● **Directions**
Transcribe the entries exactly; images are not part of the copy.

----- Data entries

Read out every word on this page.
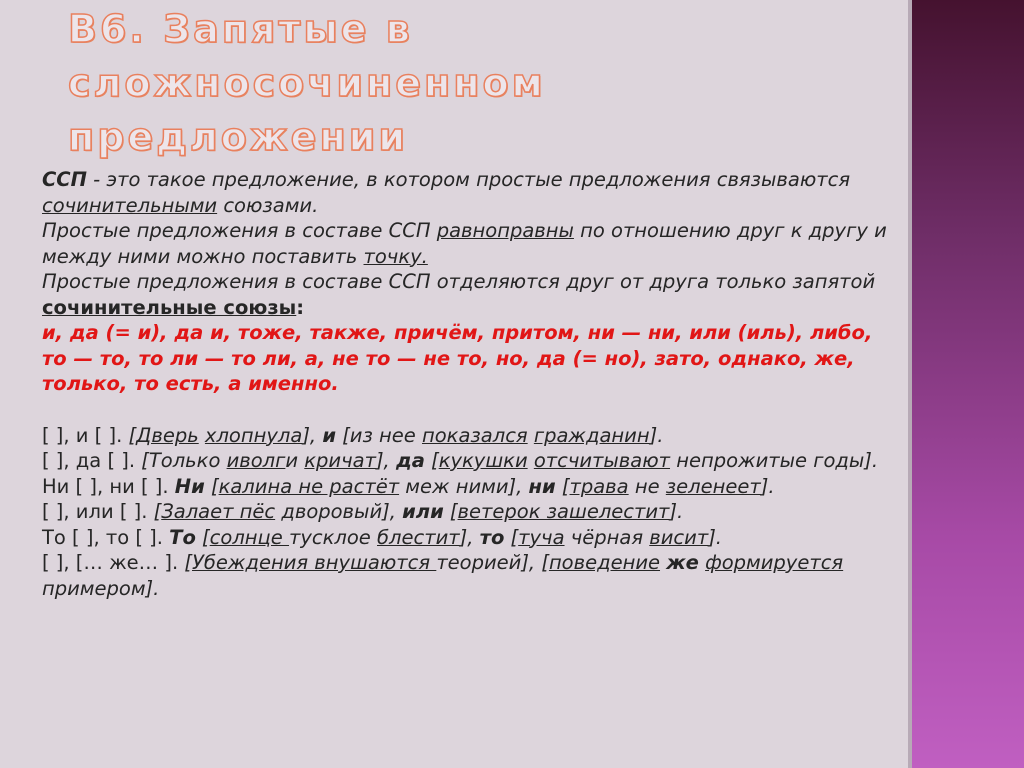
В6. Запятые в
сложносочиненном
предложении

ССП - это такое предложение, в котором простые предложения связываются сочинительными союзами.

Простые предложения в составе ССП равноправны по отношению друг к другу и между ними можно поставить точку.

Простые предложения в составе ССП отделяются друг от друга только запятой сочинительные союзы:

и, да (= и), да и, тоже, также, причём, притом, ни — ни, или (иль), либо, то — то, то ли — то ли, а, не то — не то, но, да (= но), зато, однако, же, только, то есть, а именно.

[ ], и [ ]. [Дверь хлопнула], и [из нее показался гражданин].

[ ], да [ ]. [Только иволги кричат], да [кукушки отсчитывают непрожитые годы].

Ни [ ], ни [ ]. Ни [калина не растёт меж ними], ни [трава не зеленеет].

[ ], или [ ]. [Залает пёс дворовый], или [ветерок зашелестит].

То [ ], то [ ]. То [солнце тусклое блестит], то [туча чёрная висит].

[ ], [… же… ]. [Убеждения внушаются теорией], [поведение же формируется примером].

----------

● **Worked solution**
Read out every word on this page.
В6. Запятые в
сложносочиненном
предложении

ССП - это такое предложение, в котором простые предложения связываются сочинительными союзами.

Простые предложения в составе ССП равноправны по отношению друг к другу и между ними можно поставить точку.

Простые предложения в составе ССП отделяются друг от друга только запятой сочинительные союзы:

и, да (= и), да и, тоже, также, причём, притом, ни — ни, или (иль), либо, то — то, то ли — то ли, а, не то — не то, но, да (= но), зато, однако, же, только, то есть, а именно.

[ ], и [ ]. [Дверь хлопнула], и [из нее показался гражданин].

[ ], да [ ]. [Только иволги кричат], да [кукушки отсчитывают непрожитые годы].

Ни [ ], ни [ ]. Ни [калина не растёт меж ними], ни [трава не зеленеет].

[ ], или [ ]. [Залает пёс дворовый], или [ветерок зашелестит].

То [ ], то [ ]. То [солнце тусклое блестит], то [туча чёрная висит].

[ ], [… же… ]. [Убеждения внушаются теорией], [поведение же формируется примером].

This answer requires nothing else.